Examine the entries and show every line in which the word "updates" is found.

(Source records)
----------------------------------------
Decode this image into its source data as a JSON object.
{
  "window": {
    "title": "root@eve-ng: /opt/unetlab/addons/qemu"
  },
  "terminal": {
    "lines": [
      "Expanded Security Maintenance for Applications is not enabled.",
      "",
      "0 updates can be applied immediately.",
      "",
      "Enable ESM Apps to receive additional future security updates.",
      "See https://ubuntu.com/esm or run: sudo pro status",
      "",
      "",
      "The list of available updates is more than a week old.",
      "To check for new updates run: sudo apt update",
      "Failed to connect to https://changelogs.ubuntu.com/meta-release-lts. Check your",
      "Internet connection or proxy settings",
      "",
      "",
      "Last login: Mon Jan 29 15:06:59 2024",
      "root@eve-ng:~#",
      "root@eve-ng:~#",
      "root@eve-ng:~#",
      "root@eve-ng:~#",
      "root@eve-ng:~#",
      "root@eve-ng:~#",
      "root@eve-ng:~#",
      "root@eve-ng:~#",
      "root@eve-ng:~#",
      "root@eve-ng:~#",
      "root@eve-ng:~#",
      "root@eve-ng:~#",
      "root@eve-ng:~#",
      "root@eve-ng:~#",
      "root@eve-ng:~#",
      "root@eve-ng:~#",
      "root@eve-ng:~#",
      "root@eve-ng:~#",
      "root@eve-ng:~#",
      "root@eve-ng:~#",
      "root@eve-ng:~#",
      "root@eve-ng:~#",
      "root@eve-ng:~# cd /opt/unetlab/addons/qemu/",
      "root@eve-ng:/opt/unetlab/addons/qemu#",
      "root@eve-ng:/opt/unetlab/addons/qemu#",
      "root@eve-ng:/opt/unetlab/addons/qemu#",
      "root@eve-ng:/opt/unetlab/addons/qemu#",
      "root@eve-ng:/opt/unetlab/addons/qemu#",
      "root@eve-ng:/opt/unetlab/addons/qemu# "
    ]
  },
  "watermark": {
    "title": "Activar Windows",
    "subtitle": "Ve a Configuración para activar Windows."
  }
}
----------------------------------------
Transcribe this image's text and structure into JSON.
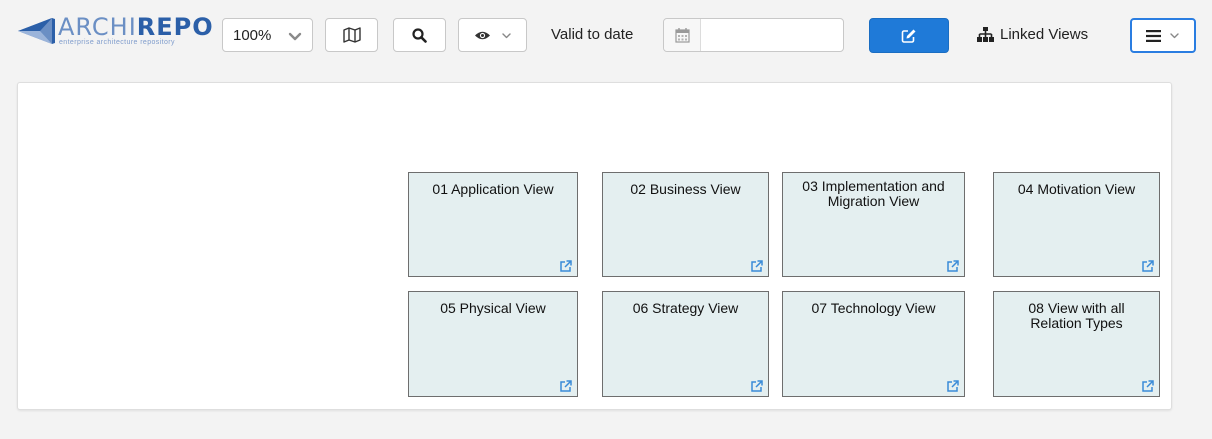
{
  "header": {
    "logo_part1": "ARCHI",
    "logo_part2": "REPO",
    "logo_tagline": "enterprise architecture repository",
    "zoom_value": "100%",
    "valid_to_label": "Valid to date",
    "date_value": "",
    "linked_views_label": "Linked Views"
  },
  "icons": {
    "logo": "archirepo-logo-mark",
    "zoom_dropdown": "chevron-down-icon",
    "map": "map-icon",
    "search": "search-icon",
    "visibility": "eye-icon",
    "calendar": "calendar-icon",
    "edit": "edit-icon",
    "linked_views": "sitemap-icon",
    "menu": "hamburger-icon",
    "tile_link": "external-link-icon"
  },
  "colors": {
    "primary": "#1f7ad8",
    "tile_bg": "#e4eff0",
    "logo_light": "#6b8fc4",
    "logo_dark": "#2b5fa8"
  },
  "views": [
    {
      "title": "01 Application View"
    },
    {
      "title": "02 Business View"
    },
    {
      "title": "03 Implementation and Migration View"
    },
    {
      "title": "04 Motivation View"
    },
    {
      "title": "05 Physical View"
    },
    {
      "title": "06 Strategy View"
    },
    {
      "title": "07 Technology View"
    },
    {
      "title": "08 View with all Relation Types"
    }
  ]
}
----------------------------------------
# Task answer:
      "0 updates can be applied immediately.",
      "Enable ESM Apps to receive additional future security updates.",
      "The list of available updates is more than a week old.",
      "To check for new updates run: sudo apt update",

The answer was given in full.